- EXERCISE OBJECTIVE -
Provide only the number of lines where "arrangement" occurs.

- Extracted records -
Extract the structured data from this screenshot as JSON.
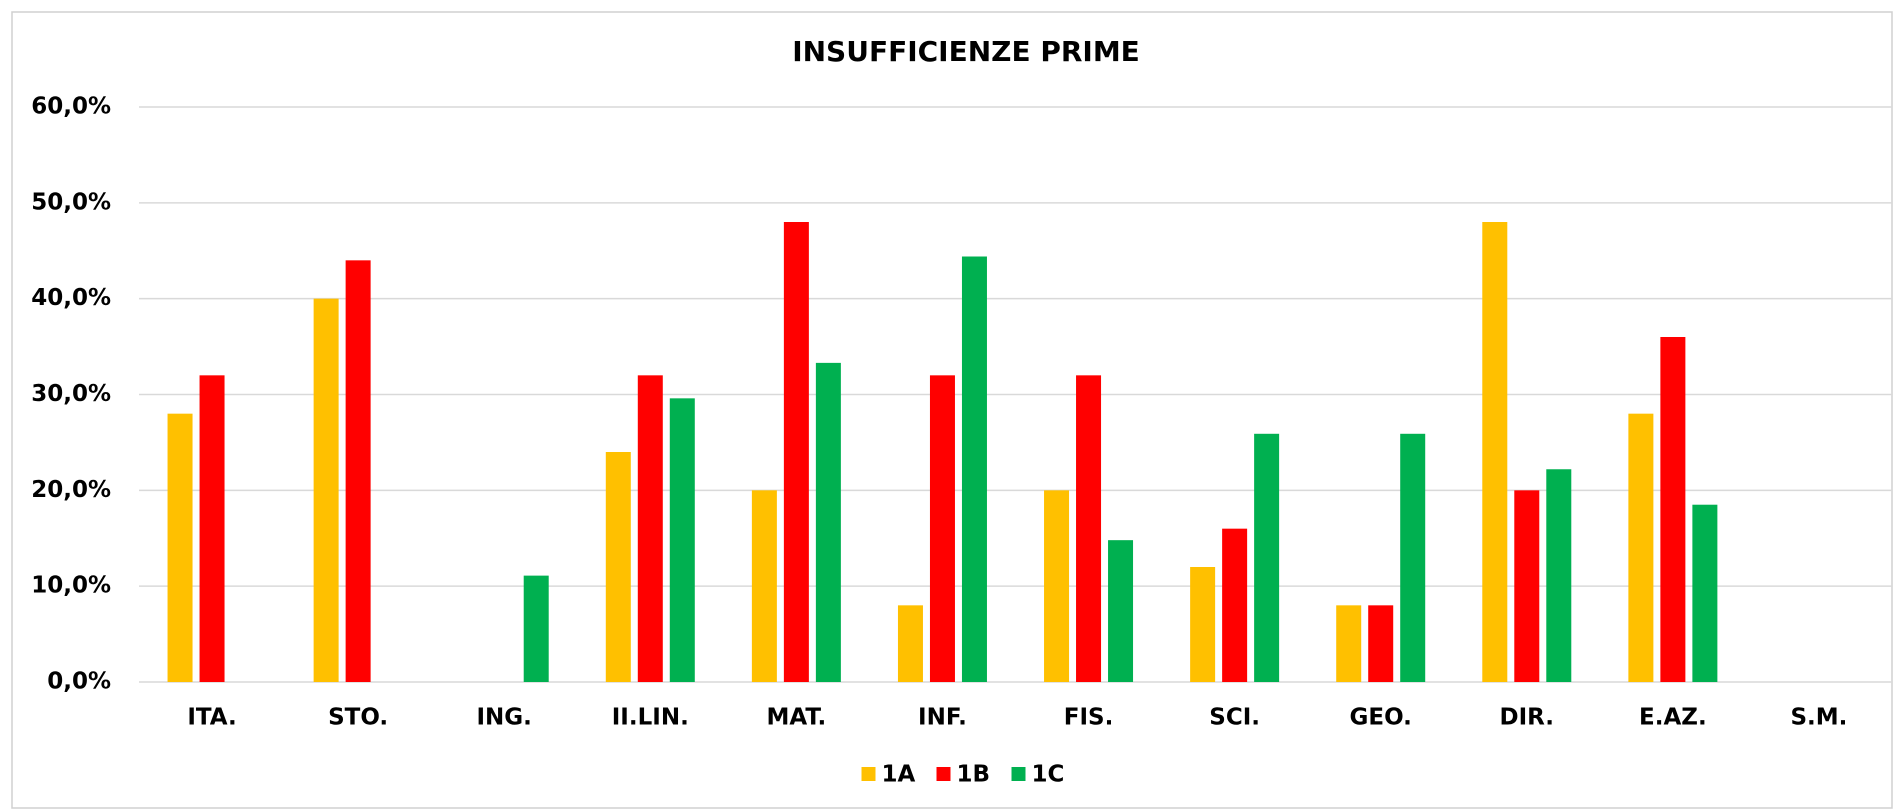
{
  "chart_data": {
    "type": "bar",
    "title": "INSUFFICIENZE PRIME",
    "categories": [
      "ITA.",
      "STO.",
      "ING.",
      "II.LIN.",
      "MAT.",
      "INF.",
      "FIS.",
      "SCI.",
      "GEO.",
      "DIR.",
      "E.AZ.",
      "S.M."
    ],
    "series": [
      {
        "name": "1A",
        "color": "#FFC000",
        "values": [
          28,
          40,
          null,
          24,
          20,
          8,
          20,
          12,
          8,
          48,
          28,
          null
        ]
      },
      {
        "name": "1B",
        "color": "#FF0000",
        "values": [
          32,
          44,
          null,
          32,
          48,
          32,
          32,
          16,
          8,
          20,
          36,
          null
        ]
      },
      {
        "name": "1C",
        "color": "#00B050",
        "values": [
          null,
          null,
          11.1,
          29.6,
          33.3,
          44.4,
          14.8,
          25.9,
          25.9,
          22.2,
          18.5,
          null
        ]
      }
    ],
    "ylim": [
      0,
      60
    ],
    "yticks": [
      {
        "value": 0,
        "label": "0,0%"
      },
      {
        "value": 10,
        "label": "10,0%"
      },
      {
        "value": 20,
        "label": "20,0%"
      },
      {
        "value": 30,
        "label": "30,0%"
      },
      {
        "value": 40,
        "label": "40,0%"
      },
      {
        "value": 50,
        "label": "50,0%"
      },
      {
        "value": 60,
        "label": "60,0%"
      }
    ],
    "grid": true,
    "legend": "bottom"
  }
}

--

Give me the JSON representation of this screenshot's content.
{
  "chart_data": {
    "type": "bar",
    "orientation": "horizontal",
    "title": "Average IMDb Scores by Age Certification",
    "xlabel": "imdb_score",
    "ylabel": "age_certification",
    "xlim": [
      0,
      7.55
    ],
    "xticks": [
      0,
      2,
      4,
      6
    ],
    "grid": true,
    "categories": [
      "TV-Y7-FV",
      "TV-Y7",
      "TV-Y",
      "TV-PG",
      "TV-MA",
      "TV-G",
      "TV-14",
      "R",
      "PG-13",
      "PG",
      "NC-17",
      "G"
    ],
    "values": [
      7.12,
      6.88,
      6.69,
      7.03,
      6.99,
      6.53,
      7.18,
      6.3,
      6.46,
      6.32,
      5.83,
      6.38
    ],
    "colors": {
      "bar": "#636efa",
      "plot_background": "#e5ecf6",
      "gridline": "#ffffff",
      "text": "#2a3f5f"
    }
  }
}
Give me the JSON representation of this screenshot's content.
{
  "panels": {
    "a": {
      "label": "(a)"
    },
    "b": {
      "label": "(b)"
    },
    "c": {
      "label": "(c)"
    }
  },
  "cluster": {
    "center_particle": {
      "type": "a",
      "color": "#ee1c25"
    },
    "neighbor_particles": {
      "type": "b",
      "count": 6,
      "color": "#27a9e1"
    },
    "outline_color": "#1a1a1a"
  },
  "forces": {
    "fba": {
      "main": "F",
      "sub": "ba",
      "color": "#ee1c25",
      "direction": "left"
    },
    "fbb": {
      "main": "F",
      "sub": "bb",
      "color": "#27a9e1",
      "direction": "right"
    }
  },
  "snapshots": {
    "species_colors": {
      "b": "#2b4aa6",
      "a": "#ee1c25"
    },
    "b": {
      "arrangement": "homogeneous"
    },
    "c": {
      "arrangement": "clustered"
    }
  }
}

* * *

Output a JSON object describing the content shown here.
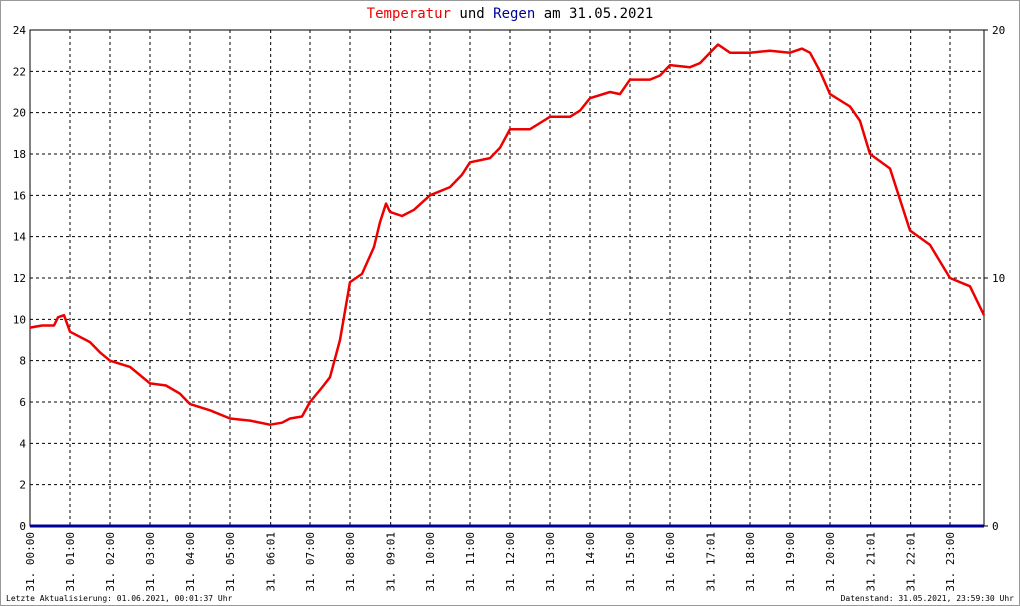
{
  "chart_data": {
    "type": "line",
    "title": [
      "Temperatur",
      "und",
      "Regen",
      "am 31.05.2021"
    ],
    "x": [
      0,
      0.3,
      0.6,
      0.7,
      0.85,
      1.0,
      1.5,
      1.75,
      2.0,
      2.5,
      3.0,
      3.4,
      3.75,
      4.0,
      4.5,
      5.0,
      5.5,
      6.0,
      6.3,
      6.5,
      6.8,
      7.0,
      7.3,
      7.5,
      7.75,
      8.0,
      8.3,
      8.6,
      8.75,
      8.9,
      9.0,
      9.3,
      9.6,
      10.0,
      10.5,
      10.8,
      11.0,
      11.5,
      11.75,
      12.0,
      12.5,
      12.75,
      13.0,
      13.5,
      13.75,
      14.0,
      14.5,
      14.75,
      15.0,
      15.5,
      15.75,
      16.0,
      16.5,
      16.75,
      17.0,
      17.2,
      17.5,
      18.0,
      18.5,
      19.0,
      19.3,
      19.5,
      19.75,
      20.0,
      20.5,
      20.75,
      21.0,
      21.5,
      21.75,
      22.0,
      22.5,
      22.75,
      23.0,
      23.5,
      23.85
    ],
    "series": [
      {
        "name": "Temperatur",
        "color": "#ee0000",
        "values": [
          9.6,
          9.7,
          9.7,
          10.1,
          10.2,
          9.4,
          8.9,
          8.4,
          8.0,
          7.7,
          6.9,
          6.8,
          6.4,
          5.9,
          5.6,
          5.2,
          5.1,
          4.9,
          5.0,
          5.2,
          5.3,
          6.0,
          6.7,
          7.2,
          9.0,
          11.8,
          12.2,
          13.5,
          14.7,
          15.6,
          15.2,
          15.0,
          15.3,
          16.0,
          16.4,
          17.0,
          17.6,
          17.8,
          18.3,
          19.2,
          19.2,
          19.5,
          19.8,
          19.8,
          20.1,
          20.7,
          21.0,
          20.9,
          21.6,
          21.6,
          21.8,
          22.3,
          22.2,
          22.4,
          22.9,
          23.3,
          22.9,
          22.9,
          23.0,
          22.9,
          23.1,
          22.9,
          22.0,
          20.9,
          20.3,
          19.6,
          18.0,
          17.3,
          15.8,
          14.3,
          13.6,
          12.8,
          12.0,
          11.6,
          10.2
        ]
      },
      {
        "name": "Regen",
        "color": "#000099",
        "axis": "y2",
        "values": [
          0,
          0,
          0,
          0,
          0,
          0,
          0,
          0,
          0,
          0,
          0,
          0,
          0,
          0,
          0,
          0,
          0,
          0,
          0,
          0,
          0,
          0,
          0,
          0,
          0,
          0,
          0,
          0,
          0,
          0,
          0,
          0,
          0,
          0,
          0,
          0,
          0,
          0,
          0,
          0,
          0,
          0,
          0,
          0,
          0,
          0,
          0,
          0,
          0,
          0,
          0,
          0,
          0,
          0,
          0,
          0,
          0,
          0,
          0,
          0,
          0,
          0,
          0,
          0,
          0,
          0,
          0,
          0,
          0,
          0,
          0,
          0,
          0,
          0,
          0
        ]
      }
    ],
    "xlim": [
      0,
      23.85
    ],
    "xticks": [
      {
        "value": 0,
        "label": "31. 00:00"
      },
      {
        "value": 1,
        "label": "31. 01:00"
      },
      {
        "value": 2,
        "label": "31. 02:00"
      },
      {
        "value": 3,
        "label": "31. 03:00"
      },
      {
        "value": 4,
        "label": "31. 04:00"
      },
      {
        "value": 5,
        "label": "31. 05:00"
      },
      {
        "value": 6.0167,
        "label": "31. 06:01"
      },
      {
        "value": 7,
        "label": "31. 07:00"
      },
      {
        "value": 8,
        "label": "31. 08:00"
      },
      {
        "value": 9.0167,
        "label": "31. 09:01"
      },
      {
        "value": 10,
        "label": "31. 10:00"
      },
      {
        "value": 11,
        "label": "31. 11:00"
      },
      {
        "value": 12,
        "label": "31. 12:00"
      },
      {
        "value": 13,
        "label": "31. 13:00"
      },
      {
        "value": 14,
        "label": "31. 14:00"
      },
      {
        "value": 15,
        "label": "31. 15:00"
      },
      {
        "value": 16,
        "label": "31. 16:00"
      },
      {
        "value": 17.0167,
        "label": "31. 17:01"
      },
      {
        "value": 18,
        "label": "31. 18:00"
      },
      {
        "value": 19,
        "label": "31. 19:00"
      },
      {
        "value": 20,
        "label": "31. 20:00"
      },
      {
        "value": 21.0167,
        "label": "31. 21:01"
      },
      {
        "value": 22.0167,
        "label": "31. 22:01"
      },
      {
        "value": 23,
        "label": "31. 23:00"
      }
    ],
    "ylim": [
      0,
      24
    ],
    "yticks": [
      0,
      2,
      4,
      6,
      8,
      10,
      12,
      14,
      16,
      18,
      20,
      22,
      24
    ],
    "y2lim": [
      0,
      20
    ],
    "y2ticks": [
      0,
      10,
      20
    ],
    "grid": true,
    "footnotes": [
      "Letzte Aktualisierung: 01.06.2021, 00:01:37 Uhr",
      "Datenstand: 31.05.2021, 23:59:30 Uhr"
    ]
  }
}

- THE RESULT -
2